Data entries:
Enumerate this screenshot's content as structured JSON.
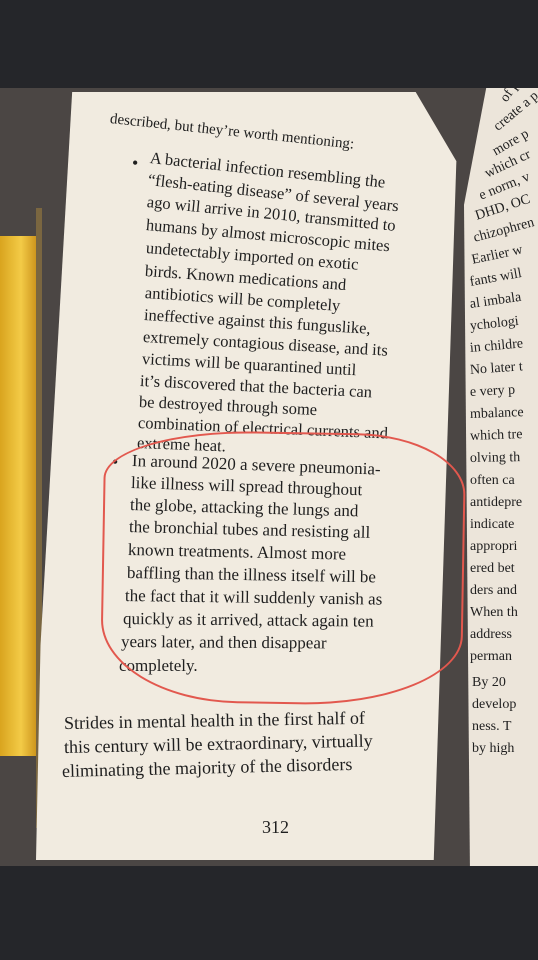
{
  "book_page": {
    "header": "described, but they’re worth mentioning:",
    "bullet_symbol": "•",
    "item1": [
      "A bacterial infection resembling the",
      "“flesh-eating disease” of several years",
      "ago will arrive in 2010, transmitted to",
      "humans by almost microscopic mites",
      "undetectably imported on exotic",
      "birds. Known medications and",
      "antibiotics will be completely",
      "ineffective against this funguslike,",
      "extremely contagious disease, and its",
      "victims will be quarantined until",
      "it’s discovered that the bacteria can",
      "be destroyed through some",
      "combination of electrical currents and",
      "extreme heat."
    ],
    "item2": [
      "In around 2020 a severe pneumonia-",
      "like illness will spread throughout",
      "the globe, attacking the lungs and",
      "the bronchial tubes and resisting all",
      "known treatments. Almost more",
      "baffling than the illness itself will be",
      "the fact that it will suddenly vanish as",
      "quickly as it arrived, attack again ten",
      "years later, and then disappear",
      "completely."
    ],
    "paragraph": [
      "Strides in mental health in the first half of",
      "this century will be extraordinary, virtually",
      "eliminating the majority of the disorders"
    ],
    "page_number": "312"
  },
  "right_page_fragments": [
    "of plague",
    "create a p",
    "more p",
    "which cr",
    "e norm, v",
    "DHD, OC",
    "chizophren",
    "Earlier w",
    "fants will",
    "al imbala",
    "ychologi",
    "in childre",
    "No later t",
    "e very p",
    "mbalance",
    "which tre",
    "olving th",
    "often ca",
    "antidepre",
    "indicate",
    "appropri",
    "ered bet",
    "ders and",
    "When th",
    "address",
    "perman",
    "By 20",
    "develop",
    "ness. T",
    "by high"
  ],
  "colors": {
    "page": "#f1ebe0",
    "ink": "#1f1f1f",
    "highlight_circle": "#e2584e",
    "background": "#25262a"
  }
}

To do: Working through the entries above, copy every line in which "more" is found.

Solution:
      "known treatments. Almost more",
    "more p",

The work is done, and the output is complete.